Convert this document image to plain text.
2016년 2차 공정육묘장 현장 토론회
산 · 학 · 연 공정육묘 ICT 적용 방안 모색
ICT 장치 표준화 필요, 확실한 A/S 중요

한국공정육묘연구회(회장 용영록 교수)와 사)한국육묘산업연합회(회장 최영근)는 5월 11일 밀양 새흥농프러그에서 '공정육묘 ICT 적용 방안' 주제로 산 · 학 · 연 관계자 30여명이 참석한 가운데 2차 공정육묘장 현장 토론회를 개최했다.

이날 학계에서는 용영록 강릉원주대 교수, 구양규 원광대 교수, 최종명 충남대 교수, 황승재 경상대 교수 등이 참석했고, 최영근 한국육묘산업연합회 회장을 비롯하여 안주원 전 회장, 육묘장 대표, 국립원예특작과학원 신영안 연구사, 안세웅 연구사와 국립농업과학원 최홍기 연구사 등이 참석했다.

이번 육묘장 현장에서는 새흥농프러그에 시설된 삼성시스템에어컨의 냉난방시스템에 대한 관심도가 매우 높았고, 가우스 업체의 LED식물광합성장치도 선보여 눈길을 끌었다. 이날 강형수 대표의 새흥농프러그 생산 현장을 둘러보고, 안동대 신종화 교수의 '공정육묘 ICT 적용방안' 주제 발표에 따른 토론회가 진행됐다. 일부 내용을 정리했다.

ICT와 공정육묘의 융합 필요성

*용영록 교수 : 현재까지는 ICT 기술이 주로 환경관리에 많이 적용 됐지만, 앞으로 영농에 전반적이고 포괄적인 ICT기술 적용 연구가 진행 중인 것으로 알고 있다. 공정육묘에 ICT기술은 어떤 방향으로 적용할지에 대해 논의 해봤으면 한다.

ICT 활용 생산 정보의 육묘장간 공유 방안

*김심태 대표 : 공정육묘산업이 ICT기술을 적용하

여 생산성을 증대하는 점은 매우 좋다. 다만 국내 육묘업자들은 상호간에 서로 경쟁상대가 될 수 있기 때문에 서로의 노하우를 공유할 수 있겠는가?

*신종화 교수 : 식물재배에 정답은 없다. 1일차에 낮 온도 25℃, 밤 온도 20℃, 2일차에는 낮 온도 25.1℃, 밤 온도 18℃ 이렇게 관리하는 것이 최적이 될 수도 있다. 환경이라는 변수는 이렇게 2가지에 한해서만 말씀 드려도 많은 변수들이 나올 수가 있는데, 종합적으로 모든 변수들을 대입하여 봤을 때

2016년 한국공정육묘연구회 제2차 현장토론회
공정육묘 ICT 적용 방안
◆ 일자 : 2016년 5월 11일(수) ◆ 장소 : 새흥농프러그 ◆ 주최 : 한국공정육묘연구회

| BRIEF |
Faithfully reproduce all of the records, character for character.

| PROBLEM SOLUTION |
Convert this document image to plain text.
2016년 2차 공정육묘장 현장 토론회
산 · 학 · 연 공정육묘 ICT 적용 방안 모색
ICT 장치 표준화 필요, 확실한 A/S 중요

한국공정육묘연구회(회장 용영록 교수)와 사)한국육묘산업연합회(회장 최영근)는 5월 11일 밀양 새흥농프러그에서 '공정육묘 ICT 적용 방안' 주제로 산 · 학 · 연 관계자 30여명이 참석한 가운데 2차 공정육묘장 현장 토론회를 개최했다.

이날 학계에서는 용영록 강릉원주대 교수, 구양규 원광대 교수, 최종명 충남대 교수, 황승재 경상대 교수 등이 참석했고, 최영근 한국육묘산업연합회 회장을 비롯하여 안주원 전 회장, 육묘장 대표, 국립원예특작과학원 신영안 연구사, 안세웅 연구사와 국립농업과학원 최홍기 연구사 등이 참석했다.

이번 육묘장 현장에서는 새흥농프러그에 시설된 삼성시스템에어컨의 냉난방시스템에 대한 관심도가 매우 높았고, 가우스 업체의 LED식물광합성장치도 선보여 눈길을 끌었다. 이날 강형수 대표의 새흥농프러그 생산 현장을 둘러보고, 안동대 신종화 교수의 '공정육묘 ICT 적용방안' 주제 발표에 따른 토론회가 진행됐다. 일부 내용을 정리했다.

ICT와 공정육묘의 융합 필요성

*용영록 교수 : 현재까지는 ICT 기술이 주로 환경관리에 많이 적용 됐지만, 앞으로 영농에 전반적이고 포괄적인 ICT기술 적용 연구가 진행 중인 것으로 알고 있다. 공정육묘에 ICT기술은 어떤 방향으로 적용할지에 대해 논의 해봤으면 한다.

ICT 활용 생산 정보의 육묘장간 공유 방안

*김심태 대표 : 공정육묘산업이 ICT기술을 적용하

여 생산성을 증대하는 점은 매우 좋다. 다만 국내 육묘업자들은 상호간에 서로 경쟁상대가 될 수 있기 때문에 서로의 노하우를 공유할 수 있겠는가?

*신종화 교수 : 식물재배에 정답은 없다. 1일차에 낮 온도 25℃, 밤 온도 20℃, 2일차에는 낮 온도 25.1℃, 밤 온도 18℃ 이렇게 관리하는 것이 최적이 될 수도 있다. 환경이라는 변수는 이렇게 2가지에 한해서만 말씀 드려도 많은 변수들이 나올 수가 있는데, 종합적으로 모든 변수들을 대입하여 봤을 때

2016년 한국공정육묘연구회 제2차 현장토론회
공정육묘 ICT 적용 방안
◆ 일자 : 2016년 5월 11일(수) ◆ 장소 : 새흥농프러그 ◆ 주최 : 한국공정육묘연구회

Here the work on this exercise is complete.